## Start Material for this task

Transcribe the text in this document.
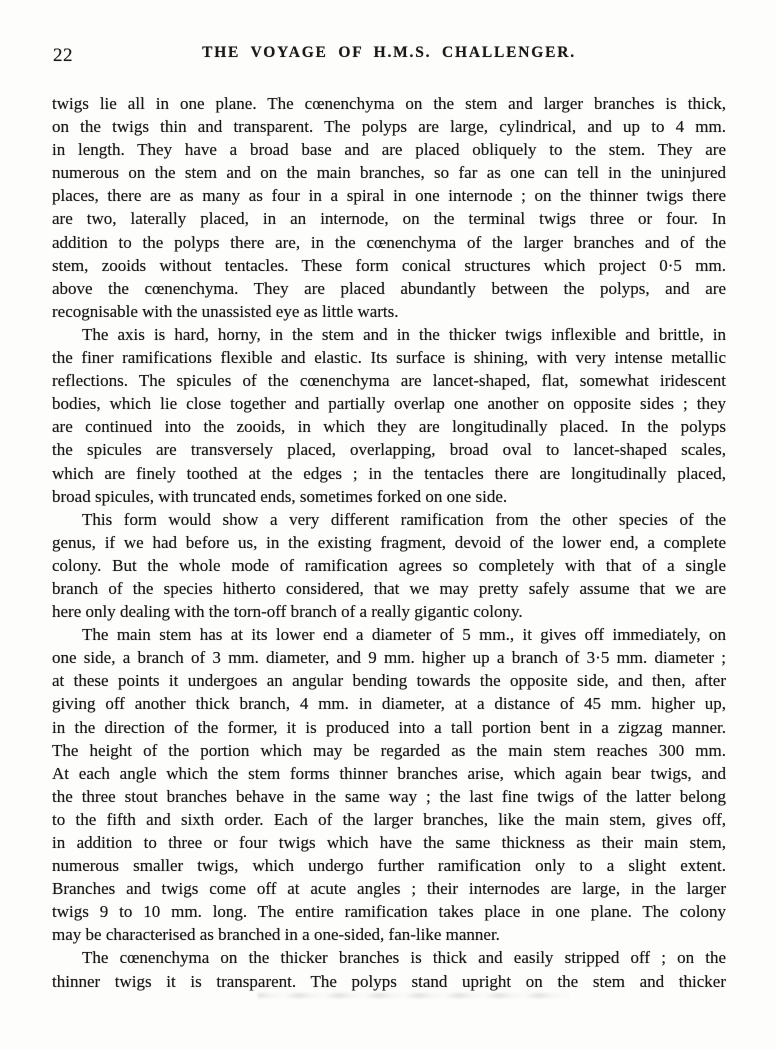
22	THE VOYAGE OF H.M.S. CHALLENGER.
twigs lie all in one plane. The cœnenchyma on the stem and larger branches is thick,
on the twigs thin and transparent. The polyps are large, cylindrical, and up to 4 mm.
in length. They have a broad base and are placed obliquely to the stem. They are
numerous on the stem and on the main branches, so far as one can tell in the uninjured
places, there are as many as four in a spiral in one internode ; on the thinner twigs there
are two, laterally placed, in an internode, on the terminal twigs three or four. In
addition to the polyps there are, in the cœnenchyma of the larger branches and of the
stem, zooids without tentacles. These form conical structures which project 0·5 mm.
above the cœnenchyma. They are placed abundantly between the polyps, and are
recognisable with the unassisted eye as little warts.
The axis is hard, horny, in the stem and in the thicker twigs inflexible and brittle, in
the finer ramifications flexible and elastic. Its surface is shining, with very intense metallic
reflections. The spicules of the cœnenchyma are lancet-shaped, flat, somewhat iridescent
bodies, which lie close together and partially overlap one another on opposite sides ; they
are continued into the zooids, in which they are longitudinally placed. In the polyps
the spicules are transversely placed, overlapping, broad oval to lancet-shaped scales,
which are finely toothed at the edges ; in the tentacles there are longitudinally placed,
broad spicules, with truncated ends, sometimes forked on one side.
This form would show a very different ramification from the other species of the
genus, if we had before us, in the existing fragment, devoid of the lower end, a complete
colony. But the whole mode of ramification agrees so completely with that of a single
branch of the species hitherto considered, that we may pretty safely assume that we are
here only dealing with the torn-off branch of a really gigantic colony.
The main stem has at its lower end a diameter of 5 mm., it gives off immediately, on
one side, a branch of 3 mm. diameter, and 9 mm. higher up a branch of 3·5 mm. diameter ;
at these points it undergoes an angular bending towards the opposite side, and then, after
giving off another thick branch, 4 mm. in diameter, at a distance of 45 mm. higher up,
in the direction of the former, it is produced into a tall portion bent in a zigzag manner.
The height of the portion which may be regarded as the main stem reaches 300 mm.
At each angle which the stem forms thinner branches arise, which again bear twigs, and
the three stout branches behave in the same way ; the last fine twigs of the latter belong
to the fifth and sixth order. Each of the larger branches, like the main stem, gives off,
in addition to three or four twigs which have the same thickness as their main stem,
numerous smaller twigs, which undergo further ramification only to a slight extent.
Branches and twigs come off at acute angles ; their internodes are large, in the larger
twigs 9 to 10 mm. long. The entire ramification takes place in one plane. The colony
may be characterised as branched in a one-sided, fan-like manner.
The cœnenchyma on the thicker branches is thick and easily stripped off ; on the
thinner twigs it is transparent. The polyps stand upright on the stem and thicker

## End Material for this task
## Start Material for this task

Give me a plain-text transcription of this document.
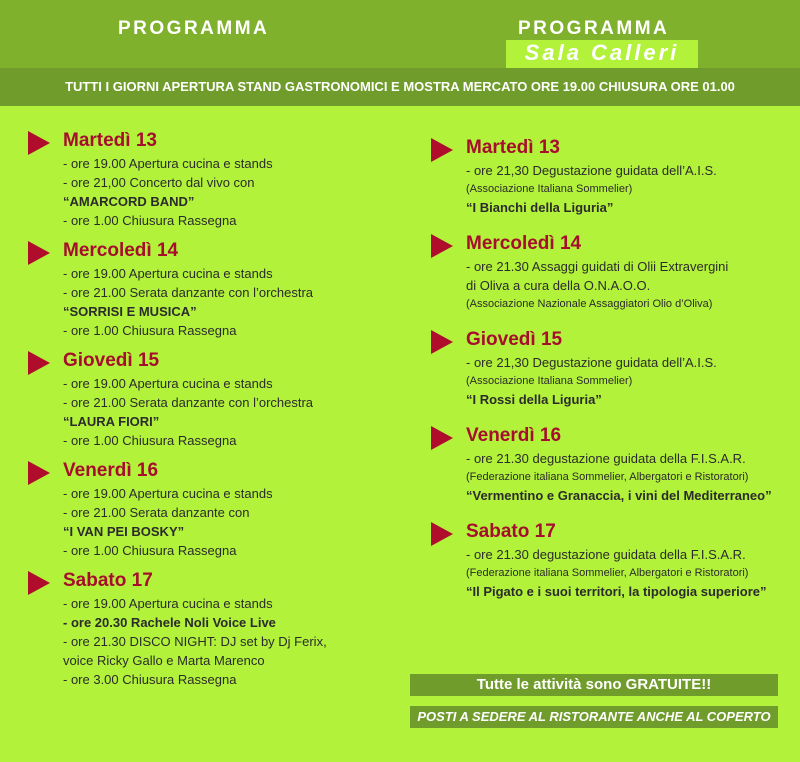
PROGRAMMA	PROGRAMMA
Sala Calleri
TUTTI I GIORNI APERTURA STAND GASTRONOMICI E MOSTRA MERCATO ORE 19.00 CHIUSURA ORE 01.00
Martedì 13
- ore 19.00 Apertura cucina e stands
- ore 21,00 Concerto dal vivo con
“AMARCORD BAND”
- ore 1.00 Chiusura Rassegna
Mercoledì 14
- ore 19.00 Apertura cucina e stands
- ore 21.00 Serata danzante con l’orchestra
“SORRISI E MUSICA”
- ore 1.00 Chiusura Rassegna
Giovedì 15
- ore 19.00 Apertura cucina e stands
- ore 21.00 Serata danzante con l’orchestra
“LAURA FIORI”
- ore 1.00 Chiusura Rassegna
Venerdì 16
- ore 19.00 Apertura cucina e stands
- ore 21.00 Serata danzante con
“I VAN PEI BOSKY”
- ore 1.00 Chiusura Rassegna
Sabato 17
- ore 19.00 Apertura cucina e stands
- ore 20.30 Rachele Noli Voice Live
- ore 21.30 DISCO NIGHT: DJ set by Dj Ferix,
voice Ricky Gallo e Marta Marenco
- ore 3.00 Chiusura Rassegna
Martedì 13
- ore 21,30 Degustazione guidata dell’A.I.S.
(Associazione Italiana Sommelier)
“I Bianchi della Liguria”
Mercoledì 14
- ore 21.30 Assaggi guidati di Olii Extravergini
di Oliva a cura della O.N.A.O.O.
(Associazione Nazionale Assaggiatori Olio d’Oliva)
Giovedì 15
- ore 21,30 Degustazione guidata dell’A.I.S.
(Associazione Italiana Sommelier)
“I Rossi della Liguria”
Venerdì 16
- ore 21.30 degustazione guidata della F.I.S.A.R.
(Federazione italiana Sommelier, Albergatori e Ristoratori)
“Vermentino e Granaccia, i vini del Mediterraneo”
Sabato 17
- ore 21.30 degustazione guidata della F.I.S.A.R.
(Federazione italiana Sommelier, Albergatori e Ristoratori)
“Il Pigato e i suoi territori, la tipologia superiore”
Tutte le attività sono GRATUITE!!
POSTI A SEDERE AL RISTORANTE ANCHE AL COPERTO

## End Material for this task

▶ _Your goal_:
Tally the lines containing "polyps". Provide the number without any other words.

▶ _Reply_:
5